■ What to produce ■
Lines that contain the string "plus" are to be copied; leave out all others.

(Records excerpted from a collection)
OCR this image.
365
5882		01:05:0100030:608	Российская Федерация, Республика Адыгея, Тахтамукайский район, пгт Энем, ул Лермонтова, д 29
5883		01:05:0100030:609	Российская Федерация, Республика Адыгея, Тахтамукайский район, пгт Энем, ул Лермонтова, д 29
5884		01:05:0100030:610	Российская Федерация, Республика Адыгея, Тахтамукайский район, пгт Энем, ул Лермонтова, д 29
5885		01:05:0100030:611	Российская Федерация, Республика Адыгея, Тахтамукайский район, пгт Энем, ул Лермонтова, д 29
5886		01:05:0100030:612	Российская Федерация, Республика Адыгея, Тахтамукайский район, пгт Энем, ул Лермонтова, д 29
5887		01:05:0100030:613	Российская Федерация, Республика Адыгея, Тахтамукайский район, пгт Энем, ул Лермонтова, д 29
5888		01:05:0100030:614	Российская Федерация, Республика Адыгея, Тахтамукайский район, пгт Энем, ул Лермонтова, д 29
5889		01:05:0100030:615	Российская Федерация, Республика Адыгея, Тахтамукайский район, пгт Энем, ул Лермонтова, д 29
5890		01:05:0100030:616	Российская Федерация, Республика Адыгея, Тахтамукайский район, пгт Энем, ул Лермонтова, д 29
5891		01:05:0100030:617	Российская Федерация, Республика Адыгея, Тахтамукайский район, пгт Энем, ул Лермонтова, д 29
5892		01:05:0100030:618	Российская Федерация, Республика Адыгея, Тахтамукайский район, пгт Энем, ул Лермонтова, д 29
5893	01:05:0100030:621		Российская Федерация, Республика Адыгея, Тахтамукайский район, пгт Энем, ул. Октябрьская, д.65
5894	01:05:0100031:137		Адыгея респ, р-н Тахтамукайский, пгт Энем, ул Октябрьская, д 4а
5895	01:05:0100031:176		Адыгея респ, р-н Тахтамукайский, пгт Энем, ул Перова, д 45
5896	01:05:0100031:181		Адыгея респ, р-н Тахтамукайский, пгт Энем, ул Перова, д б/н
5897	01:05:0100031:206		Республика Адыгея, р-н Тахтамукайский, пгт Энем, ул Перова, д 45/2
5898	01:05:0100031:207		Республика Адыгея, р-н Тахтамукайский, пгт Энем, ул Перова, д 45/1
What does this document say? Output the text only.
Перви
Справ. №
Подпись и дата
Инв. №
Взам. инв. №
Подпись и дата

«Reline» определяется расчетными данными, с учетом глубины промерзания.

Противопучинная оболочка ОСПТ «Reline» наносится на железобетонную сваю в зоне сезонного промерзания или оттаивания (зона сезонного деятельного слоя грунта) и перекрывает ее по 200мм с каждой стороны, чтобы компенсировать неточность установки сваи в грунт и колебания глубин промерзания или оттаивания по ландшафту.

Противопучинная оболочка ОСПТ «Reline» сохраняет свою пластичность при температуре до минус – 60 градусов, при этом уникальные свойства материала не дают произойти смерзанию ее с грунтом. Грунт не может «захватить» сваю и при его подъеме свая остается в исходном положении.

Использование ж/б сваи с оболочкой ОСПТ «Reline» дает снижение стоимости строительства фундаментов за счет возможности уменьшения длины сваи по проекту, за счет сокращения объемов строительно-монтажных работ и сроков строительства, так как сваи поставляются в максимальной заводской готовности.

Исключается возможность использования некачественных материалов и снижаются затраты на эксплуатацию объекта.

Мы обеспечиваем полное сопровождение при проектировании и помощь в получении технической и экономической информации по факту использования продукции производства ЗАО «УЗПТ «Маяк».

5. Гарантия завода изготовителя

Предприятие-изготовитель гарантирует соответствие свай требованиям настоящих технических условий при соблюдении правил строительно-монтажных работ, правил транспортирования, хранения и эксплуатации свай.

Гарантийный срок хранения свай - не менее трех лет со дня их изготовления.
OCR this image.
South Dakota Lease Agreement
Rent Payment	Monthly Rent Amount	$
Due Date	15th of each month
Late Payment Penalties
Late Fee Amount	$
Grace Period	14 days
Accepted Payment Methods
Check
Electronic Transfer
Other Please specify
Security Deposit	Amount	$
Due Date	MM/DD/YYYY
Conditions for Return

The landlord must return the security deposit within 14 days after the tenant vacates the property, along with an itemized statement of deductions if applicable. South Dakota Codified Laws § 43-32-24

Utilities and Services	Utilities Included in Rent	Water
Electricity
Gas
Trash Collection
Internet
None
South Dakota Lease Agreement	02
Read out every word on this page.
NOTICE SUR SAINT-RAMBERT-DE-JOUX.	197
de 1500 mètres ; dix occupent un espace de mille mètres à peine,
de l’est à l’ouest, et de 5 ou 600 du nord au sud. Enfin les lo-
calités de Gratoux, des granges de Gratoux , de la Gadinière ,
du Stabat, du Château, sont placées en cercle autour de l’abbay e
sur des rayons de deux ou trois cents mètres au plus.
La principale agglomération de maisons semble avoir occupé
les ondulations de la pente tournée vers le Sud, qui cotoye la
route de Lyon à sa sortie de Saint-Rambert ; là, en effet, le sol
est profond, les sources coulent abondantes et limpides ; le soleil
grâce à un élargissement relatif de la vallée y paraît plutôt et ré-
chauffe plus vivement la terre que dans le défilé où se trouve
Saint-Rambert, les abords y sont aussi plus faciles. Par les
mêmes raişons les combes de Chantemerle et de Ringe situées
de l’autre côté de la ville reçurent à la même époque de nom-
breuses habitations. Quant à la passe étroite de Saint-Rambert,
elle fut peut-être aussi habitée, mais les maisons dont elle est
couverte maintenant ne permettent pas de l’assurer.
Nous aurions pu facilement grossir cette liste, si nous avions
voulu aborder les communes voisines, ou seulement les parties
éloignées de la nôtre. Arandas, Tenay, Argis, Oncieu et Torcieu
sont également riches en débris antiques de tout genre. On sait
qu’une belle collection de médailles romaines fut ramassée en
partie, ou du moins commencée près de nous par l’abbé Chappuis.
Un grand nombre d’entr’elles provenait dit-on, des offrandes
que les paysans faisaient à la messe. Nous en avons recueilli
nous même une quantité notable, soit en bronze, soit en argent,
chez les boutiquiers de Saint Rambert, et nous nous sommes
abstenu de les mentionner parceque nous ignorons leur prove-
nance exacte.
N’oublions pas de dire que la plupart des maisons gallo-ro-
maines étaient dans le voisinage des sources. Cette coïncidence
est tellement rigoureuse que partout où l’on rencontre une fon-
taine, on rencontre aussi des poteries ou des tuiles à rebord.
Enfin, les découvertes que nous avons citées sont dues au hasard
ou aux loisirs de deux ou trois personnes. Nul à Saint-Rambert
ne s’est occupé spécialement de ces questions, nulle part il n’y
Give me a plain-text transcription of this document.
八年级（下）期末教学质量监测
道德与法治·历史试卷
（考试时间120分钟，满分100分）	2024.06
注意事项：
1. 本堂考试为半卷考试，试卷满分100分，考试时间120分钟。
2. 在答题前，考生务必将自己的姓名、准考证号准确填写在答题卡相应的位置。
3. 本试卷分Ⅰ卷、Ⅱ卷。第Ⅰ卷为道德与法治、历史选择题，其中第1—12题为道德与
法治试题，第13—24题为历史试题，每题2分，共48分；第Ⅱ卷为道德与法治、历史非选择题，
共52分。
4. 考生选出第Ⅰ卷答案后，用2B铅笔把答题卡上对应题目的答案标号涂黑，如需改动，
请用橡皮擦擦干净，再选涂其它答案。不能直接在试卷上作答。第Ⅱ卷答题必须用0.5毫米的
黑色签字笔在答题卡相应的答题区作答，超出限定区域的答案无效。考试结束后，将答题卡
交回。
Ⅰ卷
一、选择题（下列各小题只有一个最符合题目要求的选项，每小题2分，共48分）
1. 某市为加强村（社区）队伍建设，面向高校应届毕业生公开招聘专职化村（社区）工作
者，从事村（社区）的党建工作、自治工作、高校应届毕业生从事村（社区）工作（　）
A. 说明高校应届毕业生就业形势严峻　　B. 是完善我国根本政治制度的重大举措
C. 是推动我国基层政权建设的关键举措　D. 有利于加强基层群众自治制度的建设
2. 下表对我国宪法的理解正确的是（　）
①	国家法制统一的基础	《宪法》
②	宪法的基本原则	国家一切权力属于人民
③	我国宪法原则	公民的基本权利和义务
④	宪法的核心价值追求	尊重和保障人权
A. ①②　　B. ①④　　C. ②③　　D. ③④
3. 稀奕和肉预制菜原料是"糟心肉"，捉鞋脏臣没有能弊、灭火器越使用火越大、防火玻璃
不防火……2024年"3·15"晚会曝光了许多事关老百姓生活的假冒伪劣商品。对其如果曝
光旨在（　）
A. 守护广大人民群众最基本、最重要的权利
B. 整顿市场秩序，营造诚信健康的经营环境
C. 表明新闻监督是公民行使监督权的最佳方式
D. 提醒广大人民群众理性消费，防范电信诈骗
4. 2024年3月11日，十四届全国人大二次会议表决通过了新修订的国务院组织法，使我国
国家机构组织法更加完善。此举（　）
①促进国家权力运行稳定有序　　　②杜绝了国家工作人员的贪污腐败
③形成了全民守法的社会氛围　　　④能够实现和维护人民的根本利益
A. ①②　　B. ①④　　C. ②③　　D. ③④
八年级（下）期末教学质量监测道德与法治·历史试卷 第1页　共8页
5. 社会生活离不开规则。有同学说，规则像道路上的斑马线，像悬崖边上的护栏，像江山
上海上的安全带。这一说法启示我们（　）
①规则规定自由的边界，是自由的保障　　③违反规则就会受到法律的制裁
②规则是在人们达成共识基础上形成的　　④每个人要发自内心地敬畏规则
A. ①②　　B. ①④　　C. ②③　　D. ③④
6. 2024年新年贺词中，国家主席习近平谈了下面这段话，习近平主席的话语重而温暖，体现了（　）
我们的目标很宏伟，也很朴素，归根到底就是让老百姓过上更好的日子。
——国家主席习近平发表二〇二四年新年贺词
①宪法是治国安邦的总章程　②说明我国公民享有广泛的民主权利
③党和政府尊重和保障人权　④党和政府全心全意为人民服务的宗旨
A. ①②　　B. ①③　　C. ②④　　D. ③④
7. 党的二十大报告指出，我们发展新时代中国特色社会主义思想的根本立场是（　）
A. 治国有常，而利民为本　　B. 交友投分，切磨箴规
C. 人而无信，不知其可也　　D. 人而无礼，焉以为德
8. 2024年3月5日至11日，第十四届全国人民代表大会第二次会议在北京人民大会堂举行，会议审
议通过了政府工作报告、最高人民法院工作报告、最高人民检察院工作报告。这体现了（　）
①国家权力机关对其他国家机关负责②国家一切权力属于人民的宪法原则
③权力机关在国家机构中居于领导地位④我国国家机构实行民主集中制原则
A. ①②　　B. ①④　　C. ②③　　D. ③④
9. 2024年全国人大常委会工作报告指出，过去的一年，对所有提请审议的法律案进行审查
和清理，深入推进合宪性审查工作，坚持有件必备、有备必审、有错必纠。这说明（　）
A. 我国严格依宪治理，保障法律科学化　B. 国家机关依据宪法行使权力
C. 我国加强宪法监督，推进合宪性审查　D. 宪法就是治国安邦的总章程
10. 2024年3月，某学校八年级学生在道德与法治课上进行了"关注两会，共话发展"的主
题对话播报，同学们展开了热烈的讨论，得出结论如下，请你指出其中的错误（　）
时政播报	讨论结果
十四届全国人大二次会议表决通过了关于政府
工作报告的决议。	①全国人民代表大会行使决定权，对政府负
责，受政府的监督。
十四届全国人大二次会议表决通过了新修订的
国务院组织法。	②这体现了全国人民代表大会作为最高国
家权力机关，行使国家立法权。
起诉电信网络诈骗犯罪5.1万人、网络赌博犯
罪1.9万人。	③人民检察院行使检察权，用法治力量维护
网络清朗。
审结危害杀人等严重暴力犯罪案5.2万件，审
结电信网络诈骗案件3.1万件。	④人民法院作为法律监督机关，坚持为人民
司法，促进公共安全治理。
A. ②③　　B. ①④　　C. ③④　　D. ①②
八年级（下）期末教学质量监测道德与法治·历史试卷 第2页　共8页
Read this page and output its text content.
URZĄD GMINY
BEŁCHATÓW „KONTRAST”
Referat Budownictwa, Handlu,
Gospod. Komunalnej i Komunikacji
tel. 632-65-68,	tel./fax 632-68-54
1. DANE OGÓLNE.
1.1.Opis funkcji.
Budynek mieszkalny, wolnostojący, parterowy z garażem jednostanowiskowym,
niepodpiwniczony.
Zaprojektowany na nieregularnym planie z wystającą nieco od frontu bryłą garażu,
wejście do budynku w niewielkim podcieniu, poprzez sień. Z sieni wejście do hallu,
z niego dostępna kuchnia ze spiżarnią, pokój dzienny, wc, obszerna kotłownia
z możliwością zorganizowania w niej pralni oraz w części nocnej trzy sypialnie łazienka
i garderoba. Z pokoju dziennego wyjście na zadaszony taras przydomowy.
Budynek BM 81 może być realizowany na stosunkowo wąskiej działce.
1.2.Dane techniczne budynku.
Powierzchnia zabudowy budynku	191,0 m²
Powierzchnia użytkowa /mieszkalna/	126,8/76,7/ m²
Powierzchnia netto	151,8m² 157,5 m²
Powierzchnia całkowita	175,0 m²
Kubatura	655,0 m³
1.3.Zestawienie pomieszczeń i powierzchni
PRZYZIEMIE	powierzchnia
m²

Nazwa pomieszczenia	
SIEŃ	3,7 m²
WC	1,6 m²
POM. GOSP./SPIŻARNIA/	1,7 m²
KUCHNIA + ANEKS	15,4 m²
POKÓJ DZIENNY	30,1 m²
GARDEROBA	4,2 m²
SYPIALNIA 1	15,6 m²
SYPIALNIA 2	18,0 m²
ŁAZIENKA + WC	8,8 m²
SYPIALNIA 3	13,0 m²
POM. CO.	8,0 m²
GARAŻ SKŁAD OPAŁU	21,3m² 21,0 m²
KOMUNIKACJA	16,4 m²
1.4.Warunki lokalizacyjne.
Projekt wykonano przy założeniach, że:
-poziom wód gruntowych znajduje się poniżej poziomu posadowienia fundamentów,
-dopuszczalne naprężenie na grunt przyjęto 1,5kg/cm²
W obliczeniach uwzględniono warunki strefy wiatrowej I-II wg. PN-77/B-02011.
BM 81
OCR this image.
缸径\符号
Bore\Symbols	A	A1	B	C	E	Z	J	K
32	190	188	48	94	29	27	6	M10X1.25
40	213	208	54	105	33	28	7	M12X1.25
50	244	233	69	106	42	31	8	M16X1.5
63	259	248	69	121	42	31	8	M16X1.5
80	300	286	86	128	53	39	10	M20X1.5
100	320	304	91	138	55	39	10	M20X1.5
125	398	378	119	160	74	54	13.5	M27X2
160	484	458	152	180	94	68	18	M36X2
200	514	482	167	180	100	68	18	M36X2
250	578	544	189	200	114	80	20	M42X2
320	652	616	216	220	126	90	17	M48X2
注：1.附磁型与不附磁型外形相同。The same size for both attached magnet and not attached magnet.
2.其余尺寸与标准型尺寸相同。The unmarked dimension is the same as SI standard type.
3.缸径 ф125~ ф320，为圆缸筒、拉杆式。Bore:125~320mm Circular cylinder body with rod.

■ Solution to this exercise ■
sur des rayons de deux ou trois cents mètres au plus.
chauffe plus vivement la terre que dans le défilé où se trouve
Saint-Rambert, les abords y sont aussi plus faciles. Par les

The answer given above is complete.